■ WHAT TO WORK ON ■
Repeat each entry as written and leave the images out of the copy.

■ SOURCE RECORDS ■
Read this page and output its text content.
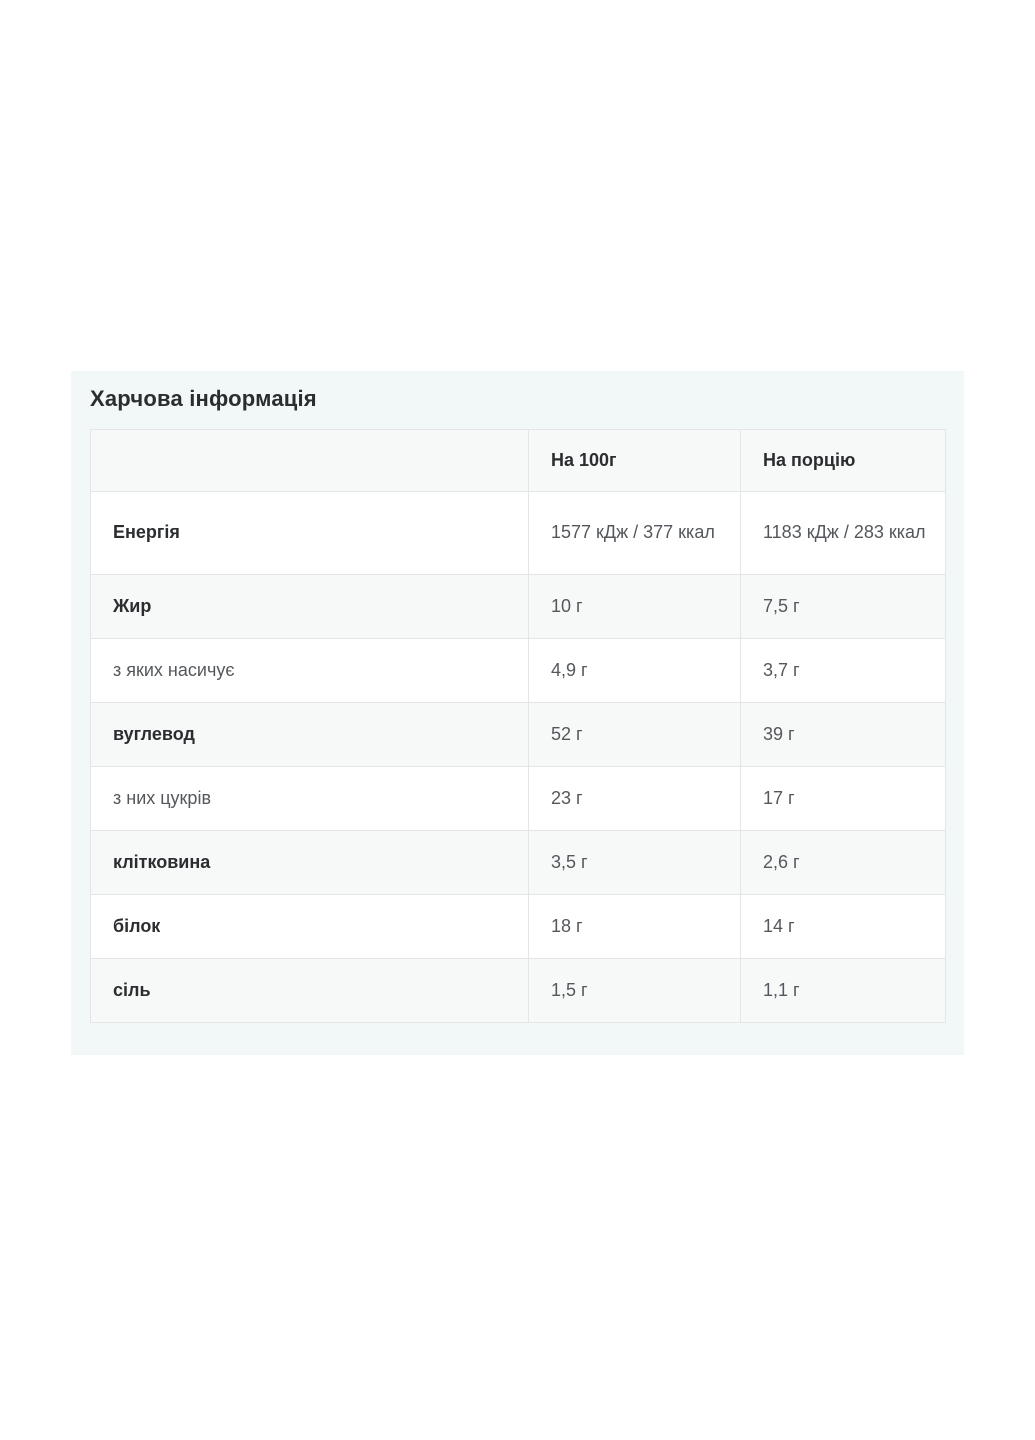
Харчова інформація
	На 100г	На порцію
Енергія	1577 кДж / 377 ккал	1183 кДж / 283 ккал

Жир	10 г	7,5 г
з яких насичує	4,9 г	3,7 г
вуглевод	52 г	39 г
з них цукрів	23 г	17 г
клітковина	3,5 г	2,6 г
білок	18 г	14 г
сіль	1,5 г	1,1 г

■ PROBLEM SOLUTION ■
Read this page and output its text content.
Харчова інформація
	На 100г	На порцію
Енергія	1577 кДж / 377 ккал	1183 кДж / 283 ккал

Жир	10 г	7,5 г
з яких насичує	4,9 г	3,7 г
вуглевод	52 г	39 г
з них цукрів	23 г	17 г
клітковина	3,5 г	2,6 г
білок	18 г	14 г
сіль	1,5 г	1,1 г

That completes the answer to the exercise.